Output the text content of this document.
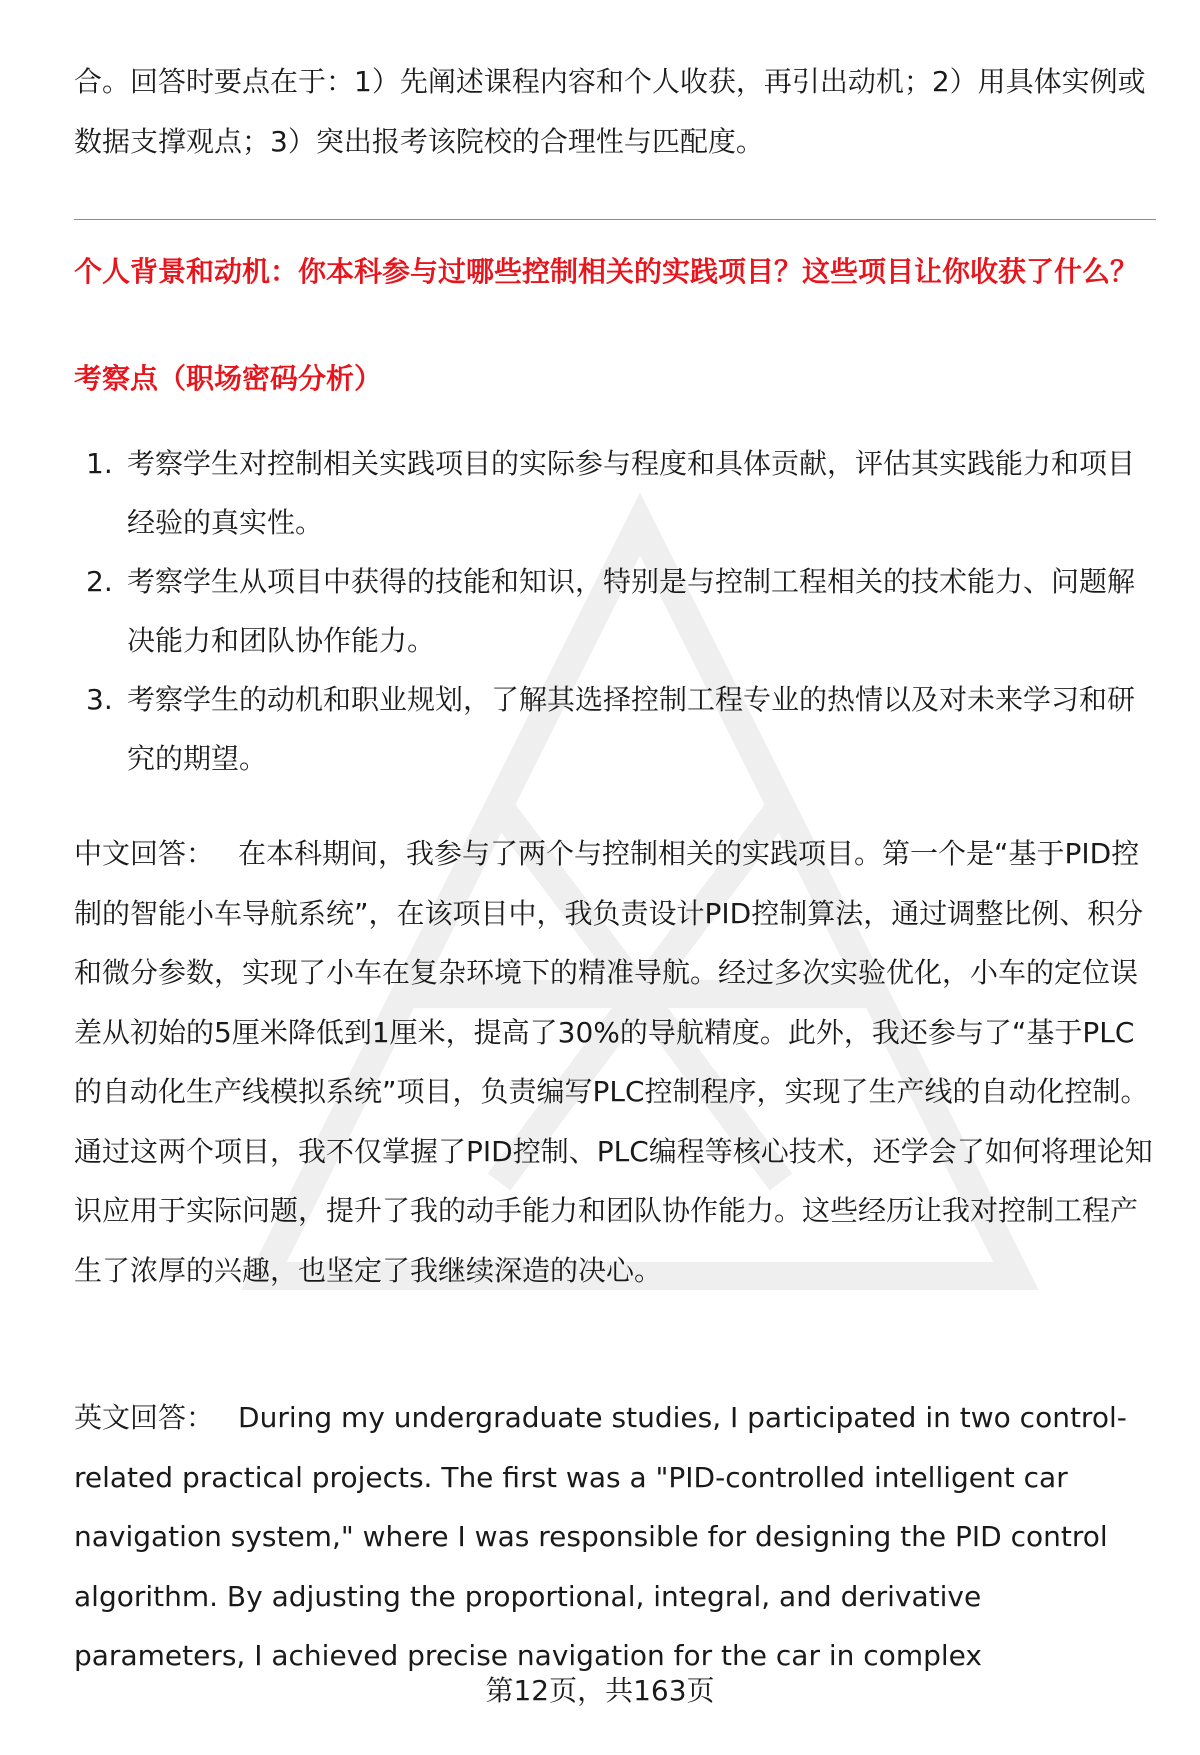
合。回答时要点在于：1）先阐述课程内容和个人收获，再引出动机；2）用具体实例或数据支撑观点；3）突出报考该院校的合理性与匹配度。

个人背景和动机：你本科参与过哪些控制相关的实践项目？这些项目让你收获了什么？
考察点（职场密码分析）
1. 考察学生对控制相关实践项目的实际参与程度和具体贡献，评估其实践能力和项目经验的真实性。
2. 考察学生从项目中获得的技能和知识，特别是与控制工程相关的技术能力、问题解决能力和团队协作能力。
3. 考察学生的动机和职业规划，了解其选择控制工程专业的热情以及对未来学习和研究的期望。

中文回答： 在本科期间，我参与了两个与控制相关的实践项目。第一个是“基于PID控制的智能小车导航系统”，在该项目中，我负责设计PID控制算法，通过调整比例、积分和微分参数，实现了小车在复杂环境下的精准导航。经过多次实验优化，小车的定位误差从初始的5厘米降低到1厘米，提高了30%的导航精度。此外，我还参与了“基于PLC的自动化生产线模拟系统”项目，负责编写PLC控制程序，实现了生产线的自动化控制。通过这两个项目，我不仅掌握了PID控制、PLC编程等核心技术，还学会了如何将理论知识应用于实际问题，提升了我的动手能力和团队协作能力。这些经历让我对控制工程产生了浓厚的兴趣，也坚定了我继续深造的决心。

英文回答： During my undergraduate studies, I participated in two control-related practical projects. The first was a "PID-controlled intelligent car navigation system," where I was responsible for designing the PID control algorithm. By adjusting the proportional, integral, and derivative parameters, I achieved precise navigation for the car in complex

第12页，共163页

◆ ◆ ◆ ◆

● **Set problem**
Set down every entry word for word, but omit the pictures.

● **Correct output**
Output the text content of this document.
合。回答时要点在于：1）先阐述课程内容和个人收获，再引出动机；2）用具体实例或数据支撑观点；3）突出报考该院校的合理性与匹配度。

个人背景和动机：你本科参与过哪些控制相关的实践项目？这些项目让你收获了什么？
考察点（职场密码分析）
1. 考察学生对控制相关实践项目的实际参与程度和具体贡献，评估其实践能力和项目经验的真实性。
2. 考察学生从项目中获得的技能和知识，特别是与控制工程相关的技术能力、问题解决能力和团队协作能力。
3. 考察学生的动机和职业规划，了解其选择控制工程专业的热情以及对未来学习和研究的期望。

中文回答： 在本科期间，我参与了两个与控制相关的实践项目。第一个是“基于PID控制的智能小车导航系统”，在该项目中，我负责设计PID控制算法，通过调整比例、积分和微分参数，实现了小车在复杂环境下的精准导航。经过多次实验优化，小车的定位误差从初始的5厘米降低到1厘米，提高了30%的导航精度。此外，我还参与了“基于PLC的自动化生产线模拟系统”项目，负责编写PLC控制程序，实现了生产线的自动化控制。通过这两个项目，我不仅掌握了PID控制、PLC编程等核心技术，还学会了如何将理论知识应用于实际问题，提升了我的动手能力和团队协作能力。这些经历让我对控制工程产生了浓厚的兴趣，也坚定了我继续深造的决心。

英文回答： During my undergraduate studies, I participated in two control-related practical projects. The first was a "PID-controlled intelligent car navigation system," where I was responsible for designing the PID control algorithm. By adjusting the proportional, integral, and derivative parameters, I achieved precise navigation for the car in complex

第12页，共163页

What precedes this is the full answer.